YOUR TASK: Count every line that holds the string "особливу", then give that number alone.

## START

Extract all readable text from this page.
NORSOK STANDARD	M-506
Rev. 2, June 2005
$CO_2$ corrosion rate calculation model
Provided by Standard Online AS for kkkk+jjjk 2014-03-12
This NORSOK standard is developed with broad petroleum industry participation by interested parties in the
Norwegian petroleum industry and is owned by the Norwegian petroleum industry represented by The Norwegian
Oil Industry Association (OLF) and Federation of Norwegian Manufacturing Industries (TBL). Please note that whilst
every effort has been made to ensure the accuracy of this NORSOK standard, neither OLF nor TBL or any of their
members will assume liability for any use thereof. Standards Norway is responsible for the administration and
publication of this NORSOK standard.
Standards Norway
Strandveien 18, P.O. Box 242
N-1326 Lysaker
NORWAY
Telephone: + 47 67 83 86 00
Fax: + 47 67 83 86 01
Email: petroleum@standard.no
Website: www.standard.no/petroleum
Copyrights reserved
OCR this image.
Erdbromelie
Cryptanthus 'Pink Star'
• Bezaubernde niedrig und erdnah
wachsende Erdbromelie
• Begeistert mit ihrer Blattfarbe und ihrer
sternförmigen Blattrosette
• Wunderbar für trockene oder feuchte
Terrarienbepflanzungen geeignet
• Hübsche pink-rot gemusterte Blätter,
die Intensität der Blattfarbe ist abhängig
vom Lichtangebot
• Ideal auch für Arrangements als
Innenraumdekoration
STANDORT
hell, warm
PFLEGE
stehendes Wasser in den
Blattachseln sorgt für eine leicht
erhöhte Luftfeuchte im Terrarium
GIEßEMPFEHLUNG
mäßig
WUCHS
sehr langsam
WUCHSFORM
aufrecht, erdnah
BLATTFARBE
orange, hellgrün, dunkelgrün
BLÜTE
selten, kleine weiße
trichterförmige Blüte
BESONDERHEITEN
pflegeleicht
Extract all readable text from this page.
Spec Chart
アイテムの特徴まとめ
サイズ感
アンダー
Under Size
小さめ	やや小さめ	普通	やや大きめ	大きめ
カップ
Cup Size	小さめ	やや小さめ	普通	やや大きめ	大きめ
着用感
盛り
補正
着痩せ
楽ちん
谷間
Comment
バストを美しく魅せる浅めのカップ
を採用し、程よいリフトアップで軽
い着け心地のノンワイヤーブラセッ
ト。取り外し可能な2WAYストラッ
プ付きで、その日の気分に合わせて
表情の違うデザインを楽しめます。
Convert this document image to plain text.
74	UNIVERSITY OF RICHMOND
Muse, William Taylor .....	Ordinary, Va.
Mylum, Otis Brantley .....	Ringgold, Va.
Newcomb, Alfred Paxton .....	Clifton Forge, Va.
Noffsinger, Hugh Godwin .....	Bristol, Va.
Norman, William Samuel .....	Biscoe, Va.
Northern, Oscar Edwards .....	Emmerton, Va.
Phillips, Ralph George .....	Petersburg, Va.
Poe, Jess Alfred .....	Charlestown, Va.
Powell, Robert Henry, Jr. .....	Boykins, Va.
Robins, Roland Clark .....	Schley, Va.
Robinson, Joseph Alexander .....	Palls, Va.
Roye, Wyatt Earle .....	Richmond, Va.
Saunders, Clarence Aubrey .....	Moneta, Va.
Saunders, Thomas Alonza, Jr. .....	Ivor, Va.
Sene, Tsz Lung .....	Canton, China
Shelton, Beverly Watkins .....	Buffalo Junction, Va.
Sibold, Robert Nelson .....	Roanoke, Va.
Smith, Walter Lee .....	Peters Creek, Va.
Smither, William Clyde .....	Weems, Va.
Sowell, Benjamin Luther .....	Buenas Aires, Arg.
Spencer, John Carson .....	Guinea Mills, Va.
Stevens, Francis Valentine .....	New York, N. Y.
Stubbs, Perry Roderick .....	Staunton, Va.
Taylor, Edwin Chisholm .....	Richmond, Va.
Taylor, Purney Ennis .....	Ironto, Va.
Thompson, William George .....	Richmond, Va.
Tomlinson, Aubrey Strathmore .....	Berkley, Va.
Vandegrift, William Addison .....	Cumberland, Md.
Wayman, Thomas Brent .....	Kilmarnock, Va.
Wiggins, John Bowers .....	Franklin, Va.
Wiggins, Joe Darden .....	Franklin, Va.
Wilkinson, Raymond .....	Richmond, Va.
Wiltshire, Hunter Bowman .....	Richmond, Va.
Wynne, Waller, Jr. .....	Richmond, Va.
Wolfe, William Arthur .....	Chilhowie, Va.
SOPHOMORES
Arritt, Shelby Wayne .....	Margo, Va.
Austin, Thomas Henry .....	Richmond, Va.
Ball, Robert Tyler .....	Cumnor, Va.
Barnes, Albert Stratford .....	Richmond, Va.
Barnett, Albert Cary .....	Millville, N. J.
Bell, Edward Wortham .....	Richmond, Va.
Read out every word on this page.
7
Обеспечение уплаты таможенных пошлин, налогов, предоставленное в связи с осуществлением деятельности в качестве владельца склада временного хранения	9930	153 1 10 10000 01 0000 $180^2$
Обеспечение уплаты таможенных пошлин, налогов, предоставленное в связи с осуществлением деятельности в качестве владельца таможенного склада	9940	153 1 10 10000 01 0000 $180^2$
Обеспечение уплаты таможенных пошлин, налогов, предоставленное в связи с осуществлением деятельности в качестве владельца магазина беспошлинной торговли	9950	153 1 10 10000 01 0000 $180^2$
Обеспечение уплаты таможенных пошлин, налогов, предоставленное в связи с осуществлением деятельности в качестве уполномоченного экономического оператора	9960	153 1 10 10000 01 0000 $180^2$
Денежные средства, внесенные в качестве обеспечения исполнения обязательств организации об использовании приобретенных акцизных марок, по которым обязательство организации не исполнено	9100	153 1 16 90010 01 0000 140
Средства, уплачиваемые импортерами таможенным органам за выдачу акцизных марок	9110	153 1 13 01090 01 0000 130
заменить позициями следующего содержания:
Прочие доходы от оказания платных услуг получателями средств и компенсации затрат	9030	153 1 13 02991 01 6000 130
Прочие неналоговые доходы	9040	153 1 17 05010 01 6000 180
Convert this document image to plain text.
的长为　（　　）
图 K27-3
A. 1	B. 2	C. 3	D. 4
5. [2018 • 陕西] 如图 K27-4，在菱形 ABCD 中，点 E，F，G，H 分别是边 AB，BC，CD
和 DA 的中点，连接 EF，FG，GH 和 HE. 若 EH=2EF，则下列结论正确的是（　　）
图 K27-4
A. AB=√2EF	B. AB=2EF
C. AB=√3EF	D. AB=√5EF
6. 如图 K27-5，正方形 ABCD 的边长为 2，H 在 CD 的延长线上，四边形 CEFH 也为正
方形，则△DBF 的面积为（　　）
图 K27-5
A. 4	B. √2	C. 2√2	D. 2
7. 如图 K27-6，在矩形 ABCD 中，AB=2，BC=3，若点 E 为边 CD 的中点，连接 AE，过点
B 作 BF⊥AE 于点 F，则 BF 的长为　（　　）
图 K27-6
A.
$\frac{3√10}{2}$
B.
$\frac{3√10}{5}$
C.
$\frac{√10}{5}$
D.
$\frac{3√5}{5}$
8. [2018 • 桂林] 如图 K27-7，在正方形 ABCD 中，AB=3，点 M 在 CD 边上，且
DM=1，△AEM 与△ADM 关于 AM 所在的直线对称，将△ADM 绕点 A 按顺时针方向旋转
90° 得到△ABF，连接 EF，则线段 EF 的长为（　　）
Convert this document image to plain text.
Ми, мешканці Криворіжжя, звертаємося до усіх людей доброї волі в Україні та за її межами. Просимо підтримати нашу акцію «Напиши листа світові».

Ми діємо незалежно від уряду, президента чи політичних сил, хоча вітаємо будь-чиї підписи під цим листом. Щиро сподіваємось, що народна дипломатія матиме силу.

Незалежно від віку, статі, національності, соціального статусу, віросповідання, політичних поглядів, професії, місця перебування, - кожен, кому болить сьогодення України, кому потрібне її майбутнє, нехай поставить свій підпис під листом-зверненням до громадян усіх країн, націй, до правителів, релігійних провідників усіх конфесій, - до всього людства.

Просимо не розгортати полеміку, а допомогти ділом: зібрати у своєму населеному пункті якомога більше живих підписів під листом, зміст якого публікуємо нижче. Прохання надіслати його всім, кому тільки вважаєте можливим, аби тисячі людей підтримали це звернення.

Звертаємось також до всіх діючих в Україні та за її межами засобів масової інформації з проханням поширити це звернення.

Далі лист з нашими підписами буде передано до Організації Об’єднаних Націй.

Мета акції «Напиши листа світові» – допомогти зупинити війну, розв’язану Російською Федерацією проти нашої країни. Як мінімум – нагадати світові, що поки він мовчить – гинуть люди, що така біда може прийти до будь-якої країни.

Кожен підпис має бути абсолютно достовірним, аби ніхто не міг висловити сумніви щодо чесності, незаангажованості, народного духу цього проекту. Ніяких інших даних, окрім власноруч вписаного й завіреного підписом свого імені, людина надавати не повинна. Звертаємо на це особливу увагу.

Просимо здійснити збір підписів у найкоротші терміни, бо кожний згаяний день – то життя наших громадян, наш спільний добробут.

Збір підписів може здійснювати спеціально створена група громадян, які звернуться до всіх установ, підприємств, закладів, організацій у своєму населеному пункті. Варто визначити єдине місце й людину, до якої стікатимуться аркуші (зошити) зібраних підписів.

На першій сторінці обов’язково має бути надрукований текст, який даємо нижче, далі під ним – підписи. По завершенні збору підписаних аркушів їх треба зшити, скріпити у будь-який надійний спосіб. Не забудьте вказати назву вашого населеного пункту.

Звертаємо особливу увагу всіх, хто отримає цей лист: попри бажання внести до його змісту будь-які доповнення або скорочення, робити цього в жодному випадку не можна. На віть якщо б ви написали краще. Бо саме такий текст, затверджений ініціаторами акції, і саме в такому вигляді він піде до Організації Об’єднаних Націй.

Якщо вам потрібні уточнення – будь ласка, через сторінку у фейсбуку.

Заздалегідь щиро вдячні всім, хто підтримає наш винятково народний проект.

## END

SOLUTION TO THE PROBLEM: 2